• Aim
Return each line in the records below that contains the string "section".

• Supplied records
== == ==

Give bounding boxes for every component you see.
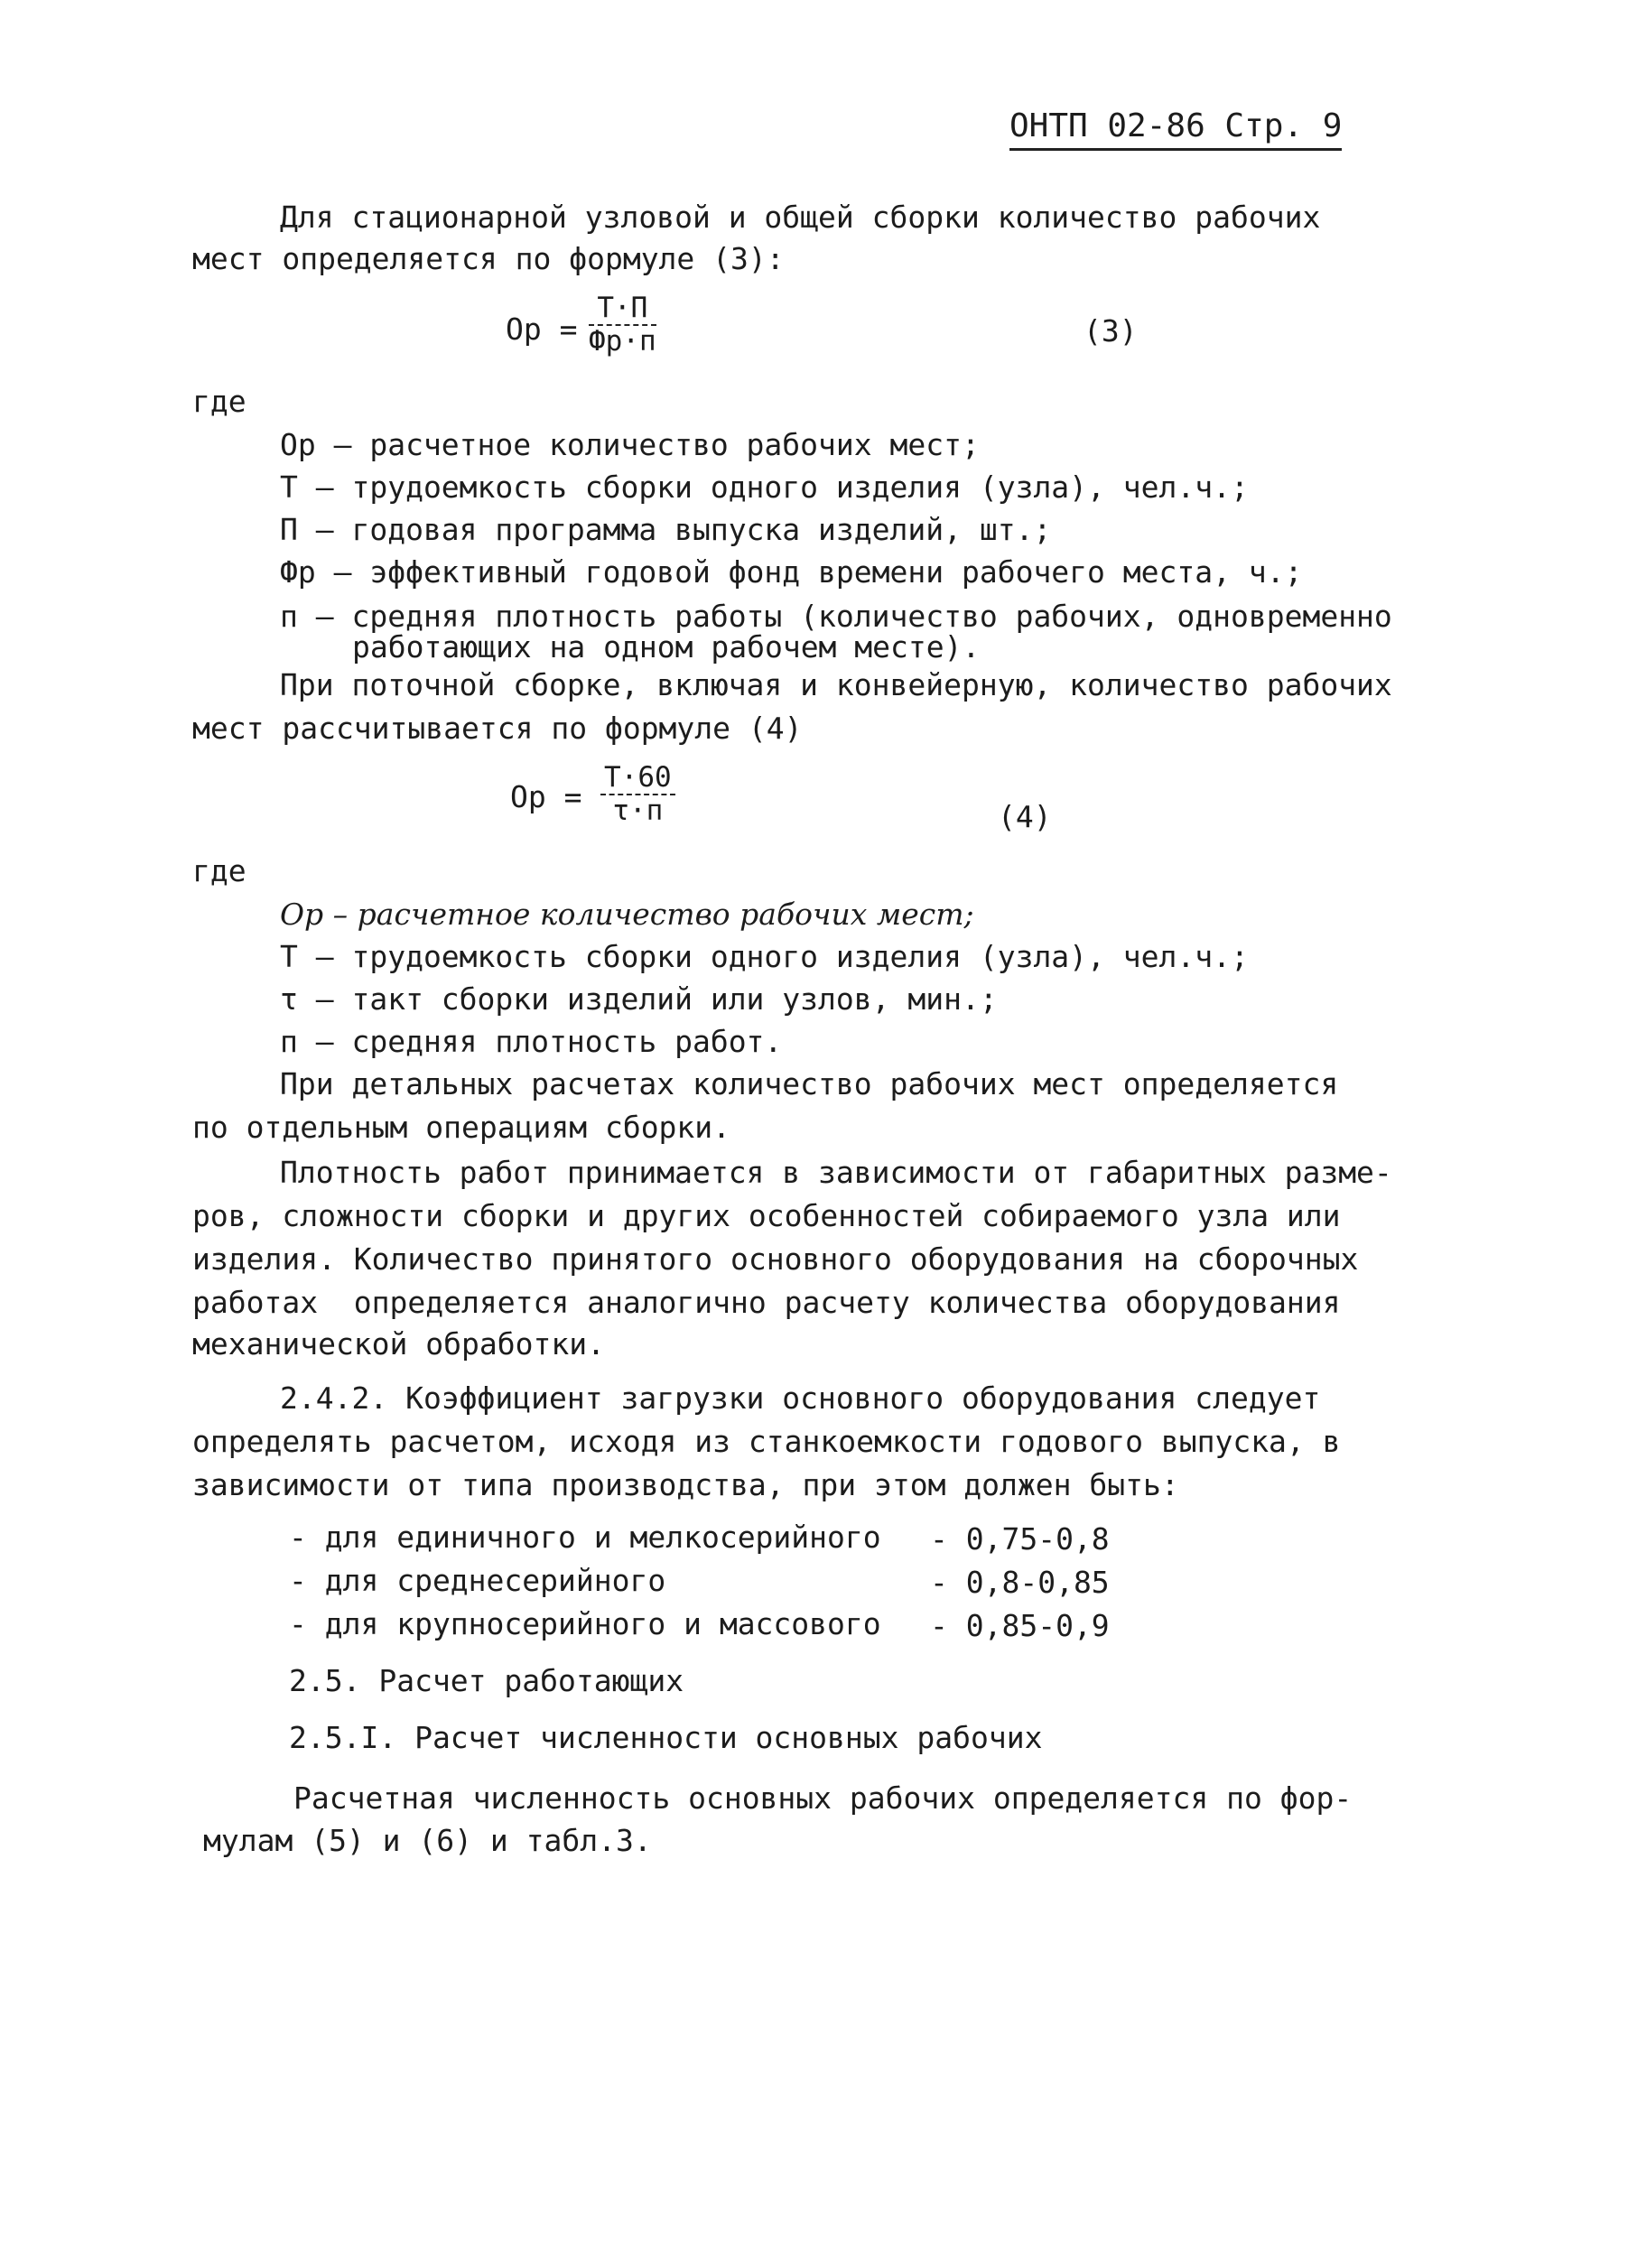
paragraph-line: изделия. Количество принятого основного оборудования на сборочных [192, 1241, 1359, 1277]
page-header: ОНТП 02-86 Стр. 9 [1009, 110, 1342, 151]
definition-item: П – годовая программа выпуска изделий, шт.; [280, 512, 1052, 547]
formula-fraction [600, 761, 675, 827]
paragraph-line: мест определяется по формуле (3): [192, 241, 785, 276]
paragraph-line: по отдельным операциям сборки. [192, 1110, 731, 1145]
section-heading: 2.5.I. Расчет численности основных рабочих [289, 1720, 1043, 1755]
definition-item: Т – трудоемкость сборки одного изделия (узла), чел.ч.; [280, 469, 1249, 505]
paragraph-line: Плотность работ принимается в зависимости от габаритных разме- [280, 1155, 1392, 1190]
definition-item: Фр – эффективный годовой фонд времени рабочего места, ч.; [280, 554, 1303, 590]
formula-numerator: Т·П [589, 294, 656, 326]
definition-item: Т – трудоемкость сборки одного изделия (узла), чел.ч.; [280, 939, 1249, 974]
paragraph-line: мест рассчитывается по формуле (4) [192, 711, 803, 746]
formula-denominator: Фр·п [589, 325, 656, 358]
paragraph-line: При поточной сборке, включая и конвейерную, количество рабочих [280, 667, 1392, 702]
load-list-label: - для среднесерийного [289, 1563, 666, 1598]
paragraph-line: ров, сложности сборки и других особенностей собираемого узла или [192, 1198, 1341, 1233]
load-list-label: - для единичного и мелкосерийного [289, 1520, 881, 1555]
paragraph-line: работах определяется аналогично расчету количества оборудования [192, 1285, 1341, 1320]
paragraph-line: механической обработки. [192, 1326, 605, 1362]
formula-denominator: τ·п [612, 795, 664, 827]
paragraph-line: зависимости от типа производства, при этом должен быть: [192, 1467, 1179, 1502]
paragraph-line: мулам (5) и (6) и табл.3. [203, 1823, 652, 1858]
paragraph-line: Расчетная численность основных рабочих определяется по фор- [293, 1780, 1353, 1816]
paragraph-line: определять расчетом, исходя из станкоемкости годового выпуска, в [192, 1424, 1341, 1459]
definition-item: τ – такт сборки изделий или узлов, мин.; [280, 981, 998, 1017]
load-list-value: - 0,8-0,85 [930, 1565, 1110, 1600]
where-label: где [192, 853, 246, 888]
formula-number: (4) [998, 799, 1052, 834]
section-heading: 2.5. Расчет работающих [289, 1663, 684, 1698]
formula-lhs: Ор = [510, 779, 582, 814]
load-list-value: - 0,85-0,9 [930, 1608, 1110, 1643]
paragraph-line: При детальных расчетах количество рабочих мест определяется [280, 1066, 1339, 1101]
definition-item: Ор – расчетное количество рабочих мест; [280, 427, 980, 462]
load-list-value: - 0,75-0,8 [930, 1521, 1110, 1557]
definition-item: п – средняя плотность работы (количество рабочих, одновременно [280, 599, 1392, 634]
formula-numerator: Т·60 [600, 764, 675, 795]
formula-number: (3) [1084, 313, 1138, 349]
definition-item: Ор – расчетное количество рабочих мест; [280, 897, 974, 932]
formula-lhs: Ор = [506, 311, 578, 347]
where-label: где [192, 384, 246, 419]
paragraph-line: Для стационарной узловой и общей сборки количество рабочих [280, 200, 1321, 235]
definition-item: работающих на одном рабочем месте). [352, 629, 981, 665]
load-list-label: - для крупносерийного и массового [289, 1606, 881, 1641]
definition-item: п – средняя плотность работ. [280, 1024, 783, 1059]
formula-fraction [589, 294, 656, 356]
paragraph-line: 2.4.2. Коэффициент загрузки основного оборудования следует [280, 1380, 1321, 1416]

== == ==

• Answer to this problem
section-heading: 2.5.I. Расчет численности основных рабочих [289, 1720, 1043, 1755]
section-heading: 2.5. Расчет работающих [289, 1663, 684, 1698]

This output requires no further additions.